───── EXCERPTED DATA ─────
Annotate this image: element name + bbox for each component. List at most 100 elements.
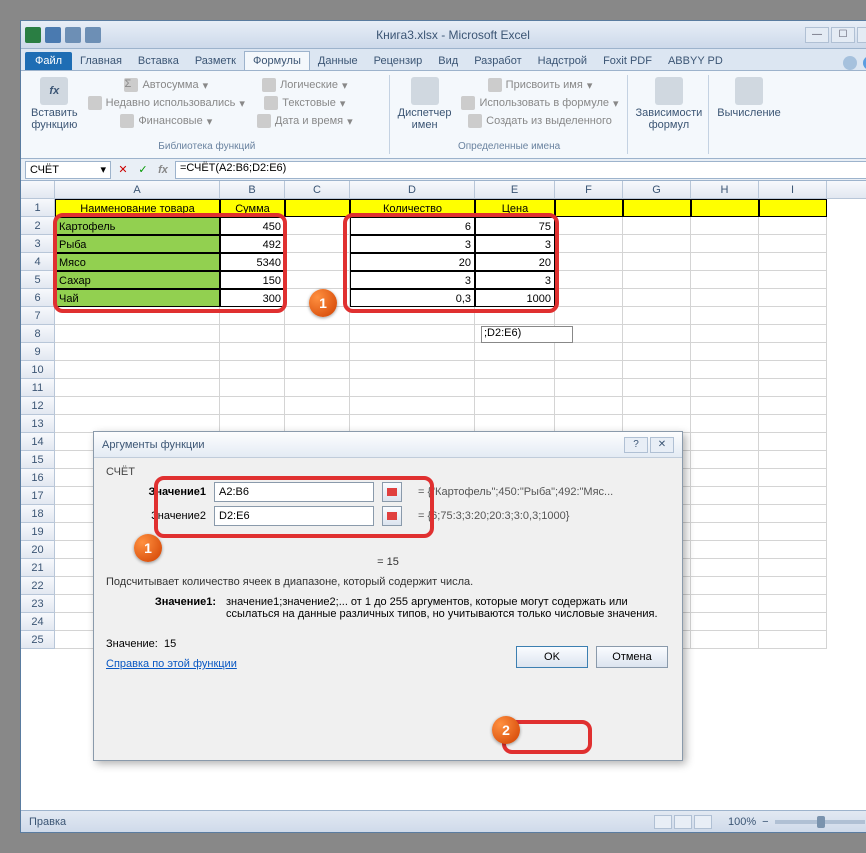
cell[interactable] bbox=[759, 343, 827, 361]
tab-home[interactable]: Главная bbox=[72, 52, 130, 70]
cell[interactable] bbox=[759, 289, 827, 307]
cell[interactable] bbox=[691, 559, 759, 577]
cell[interactable] bbox=[220, 343, 285, 361]
cell[interactable] bbox=[55, 397, 220, 415]
col-header-b[interactable]: B bbox=[220, 181, 285, 198]
cell[interactable] bbox=[759, 631, 827, 649]
cell[interactable] bbox=[285, 217, 350, 235]
name-box[interactable]: СЧЁТ▾ bbox=[25, 161, 111, 179]
cell[interactable] bbox=[623, 361, 691, 379]
cell[interactable] bbox=[55, 325, 220, 343]
cell[interactable]: 6 bbox=[350, 217, 475, 235]
arg2-range-selector[interactable] bbox=[382, 506, 402, 526]
row-header[interactable]: 6 bbox=[21, 289, 55, 307]
cell[interactable] bbox=[759, 613, 827, 631]
tab-foxit[interactable]: Foxit PDF bbox=[595, 52, 660, 70]
cell[interactable]: 0,3 bbox=[350, 289, 475, 307]
cell[interactable] bbox=[759, 361, 827, 379]
cell[interactable] bbox=[285, 379, 350, 397]
define-name-button[interactable]: Присвоить имя ▾ bbox=[486, 77, 595, 93]
row-header[interactable]: 15 bbox=[21, 451, 55, 469]
save-icon[interactable] bbox=[45, 27, 61, 43]
cell[interactable] bbox=[759, 397, 827, 415]
cancel-button[interactable]: Отмена bbox=[596, 646, 668, 668]
cell[interactable] bbox=[691, 505, 759, 523]
more-functions-icon[interactable] bbox=[363, 77, 383, 127]
page-layout-view-button[interactable] bbox=[674, 815, 692, 829]
row-header[interactable]: 9 bbox=[21, 343, 55, 361]
row-header[interactable]: 25 bbox=[21, 631, 55, 649]
cell[interactable] bbox=[623, 307, 691, 325]
row-header[interactable]: 3 bbox=[21, 235, 55, 253]
enter-formula-button[interactable]: ✓ bbox=[135, 162, 151, 178]
cell[interactable] bbox=[759, 451, 827, 469]
cell[interactable] bbox=[691, 289, 759, 307]
row-header[interactable]: 20 bbox=[21, 541, 55, 559]
cell[interactable] bbox=[285, 253, 350, 271]
cell[interactable] bbox=[555, 289, 623, 307]
cell[interactable] bbox=[285, 397, 350, 415]
cell[interactable] bbox=[623, 271, 691, 289]
zoom-slider[interactable] bbox=[775, 820, 865, 824]
cell[interactable] bbox=[555, 307, 623, 325]
cell[interactable] bbox=[623, 217, 691, 235]
cell[interactable] bbox=[55, 343, 220, 361]
cell[interactable]: 3 bbox=[475, 271, 555, 289]
cell[interactable] bbox=[759, 199, 827, 217]
cell[interactable]: 1000 bbox=[475, 289, 555, 307]
close-button[interactable]: ✕ bbox=[857, 27, 866, 43]
tab-layout[interactable]: Разметк bbox=[187, 52, 244, 70]
col-header-g[interactable]: G bbox=[623, 181, 691, 198]
cell[interactable] bbox=[555, 271, 623, 289]
cell[interactable]: Рыба bbox=[55, 235, 220, 253]
col-header-e[interactable]: E bbox=[475, 181, 555, 198]
row-header[interactable]: 8 bbox=[21, 325, 55, 343]
cell[interactable] bbox=[475, 343, 555, 361]
cell[interactable]: 3 bbox=[350, 235, 475, 253]
name-manager-button[interactable]: Диспетчер имен bbox=[398, 77, 452, 141]
page-break-view-button[interactable] bbox=[694, 815, 712, 829]
cell[interactable]: Картофель bbox=[55, 217, 220, 235]
cell[interactable] bbox=[691, 595, 759, 613]
cell[interactable] bbox=[285, 235, 350, 253]
cell[interactable] bbox=[691, 217, 759, 235]
row-header[interactable]: 2 bbox=[21, 217, 55, 235]
cell[interactable] bbox=[623, 397, 691, 415]
cell[interactable]: 75 bbox=[475, 217, 555, 235]
dialog-titlebar[interactable]: Аргументы функции ? ✕ bbox=[94, 432, 682, 458]
normal-view-button[interactable] bbox=[654, 815, 672, 829]
cell[interactable] bbox=[285, 361, 350, 379]
cell[interactable] bbox=[623, 253, 691, 271]
cell[interactable] bbox=[691, 397, 759, 415]
cell[interactable]: Сахар bbox=[55, 271, 220, 289]
cell[interactable] bbox=[759, 505, 827, 523]
cell[interactable] bbox=[220, 325, 285, 343]
cell[interactable]: Цена bbox=[475, 199, 555, 217]
cell[interactable] bbox=[285, 325, 350, 343]
cell[interactable] bbox=[220, 379, 285, 397]
maximize-button[interactable]: ☐ bbox=[831, 27, 855, 43]
cell[interactable] bbox=[350, 307, 475, 325]
cell[interactable] bbox=[55, 307, 220, 325]
cell[interactable] bbox=[285, 343, 350, 361]
row-header[interactable]: 14 bbox=[21, 433, 55, 451]
cell[interactable] bbox=[350, 397, 475, 415]
cell[interactable] bbox=[691, 343, 759, 361]
autosum-button[interactable]: ΣАвтосумма ▾ bbox=[122, 77, 210, 93]
cell[interactable] bbox=[350, 343, 475, 361]
cell[interactable] bbox=[475, 397, 555, 415]
cell[interactable]: 300 bbox=[220, 289, 285, 307]
file-tab[interactable]: Файл bbox=[25, 52, 72, 70]
row-header[interactable]: 24 bbox=[21, 613, 55, 631]
tab-developer[interactable]: Разработ bbox=[466, 52, 529, 70]
minimize-button[interactable]: — bbox=[805, 27, 829, 43]
select-all-corner[interactable] bbox=[21, 181, 55, 198]
cell[interactable] bbox=[55, 379, 220, 397]
cell[interactable] bbox=[759, 577, 827, 595]
cell[interactable] bbox=[691, 469, 759, 487]
calculation-button[interactable]: Вычисление bbox=[717, 77, 781, 152]
cell[interactable] bbox=[759, 217, 827, 235]
cell[interactable] bbox=[691, 415, 759, 433]
zoom-level[interactable]: 100% bbox=[728, 816, 756, 828]
cell[interactable] bbox=[623, 235, 691, 253]
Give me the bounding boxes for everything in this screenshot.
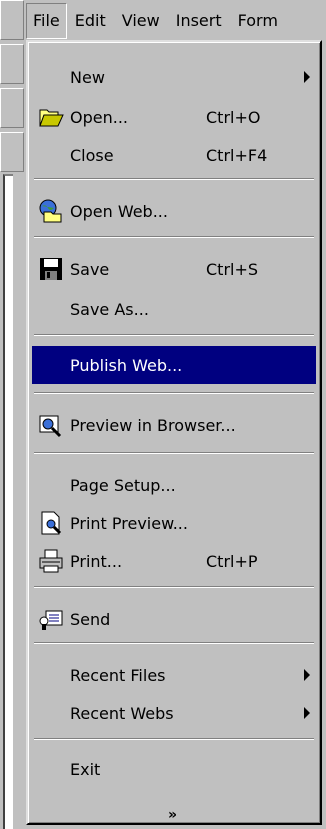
menu-view[interactable]: View <box>114 4 168 38</box>
print-preview-icon <box>38 510 64 536</box>
menu-item-shortcut: Ctrl+S <box>206 259 259 279</box>
menu-item-shortcut: Ctrl+F4 <box>206 145 268 165</box>
menu-insert[interactable]: Insert <box>168 4 230 38</box>
menu-item-label: Recent Files <box>70 665 166 685</box>
menu-file[interactable]: File <box>26 3 67 39</box>
submenu-arrow-icon <box>304 707 310 719</box>
toolbar-row-1 <box>0 0 24 40</box>
menu-item-open[interactable]: Open... Ctrl+O <box>32 98 316 136</box>
menu-item-shortcut: Ctrl+O <box>206 107 261 127</box>
menu-item-print-preview[interactable]: Print Preview... <box>32 504 316 542</box>
menu-item-shortcut: Ctrl+P <box>206 551 258 571</box>
menu-item-label: Page Setup... <box>70 475 176 495</box>
send-mail-icon <box>38 606 64 632</box>
menu-separator <box>34 586 314 588</box>
menu-separator <box>34 392 314 394</box>
menu-item-publish-web[interactable]: Publish Web... <box>32 346 316 384</box>
menu-separator <box>34 452 314 454</box>
menu-item-recent-files[interactable]: Recent Files <box>32 656 316 694</box>
menu-item-label: Open Web... <box>70 201 168 221</box>
open-folder-icon <box>38 104 64 130</box>
menu-item-save[interactable]: Save Ctrl+S <box>32 250 316 288</box>
menu-item-print[interactable]: Print... Ctrl+P <box>32 542 316 580</box>
menu-separator <box>34 334 314 336</box>
menu-bar: File Edit View Insert Form <box>26 2 326 40</box>
menu-item-label: Print Preview... <box>70 513 188 533</box>
menu-item-label: Exit <box>70 759 101 779</box>
menu-item-label: Save <box>70 259 110 279</box>
menu-item-exit[interactable]: Exit <box>32 750 316 788</box>
menu-item-open-web[interactable]: Open Web... <box>32 192 316 230</box>
menu-item-save-as[interactable]: Save As... <box>32 290 316 328</box>
file-menu-dropdown: New Open... Ctrl+O Close Ctrl+F4 Open We… <box>26 40 322 825</box>
expand-menu-chevron-icon[interactable]: » <box>168 807 177 823</box>
toolbar-row-3 <box>0 88 24 128</box>
menu-item-page-setup[interactable]: Page Setup... <box>32 466 316 504</box>
floppy-disk-icon <box>38 256 64 282</box>
preview-browser-icon <box>38 412 64 438</box>
menu-item-recent-webs[interactable]: Recent Webs <box>32 694 316 732</box>
menu-separator <box>34 178 314 180</box>
submenu-arrow-icon <box>304 71 310 83</box>
menu-item-label: Recent Webs <box>70 703 174 723</box>
menu-item-label: Print... <box>70 551 123 571</box>
menu-item-label: Preview in Browser... <box>70 415 236 435</box>
menu-format[interactable]: Form <box>230 4 286 38</box>
printer-icon <box>38 548 64 574</box>
menu-item-label: Send <box>70 609 111 629</box>
menu-separator <box>34 642 314 644</box>
menu-separator <box>34 738 314 740</box>
menu-item-label: New <box>70 67 105 87</box>
menu-item-close[interactable]: Close Ctrl+F4 <box>32 136 316 174</box>
menu-edit[interactable]: Edit <box>67 4 114 38</box>
menu-item-label: Open... <box>70 107 128 127</box>
submenu-arrow-icon <box>304 669 310 681</box>
menu-item-new[interactable]: New <box>32 58 316 96</box>
menu-item-send[interactable]: Send <box>32 600 316 638</box>
menu-item-label: Publish Web... <box>70 355 183 375</box>
open-web-icon <box>38 198 64 224</box>
toolbar-row-4 <box>0 132 24 172</box>
toolbar-row-2 <box>0 44 24 84</box>
app-left-chrome <box>0 0 26 829</box>
document-edge <box>3 174 13 829</box>
menu-item-preview-in-browser[interactable]: Preview in Browser... <box>32 406 316 444</box>
menu-item-label: Close <box>70 145 114 165</box>
menu-item-label: Save As... <box>70 299 149 319</box>
menu-separator <box>34 236 314 238</box>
─────
GIVEN TASK:
Copy the lines of the listing word for word, starting at the line that contains "menu-view[interactable]: View <box>114" and ending at the line that contains "menu-file[interactable]: File <box>26", both included.

WRITTEN SOLUTION:
menu-view[interactable]: View <box>114 4 168 38</box>
print-preview-icon <box>38 510 64 536</box>
menu-item-shortcut: Ctrl+S <box>206 259 259 279</box>
menu-item-shortcut: Ctrl+F4 <box>206 145 268 165</box>
menu-insert[interactable]: Insert <box>168 4 230 38</box>
menu-item-label: Recent Files <box>70 665 166 685</box>
menu-file[interactable]: File <box>26 3 67 39</box>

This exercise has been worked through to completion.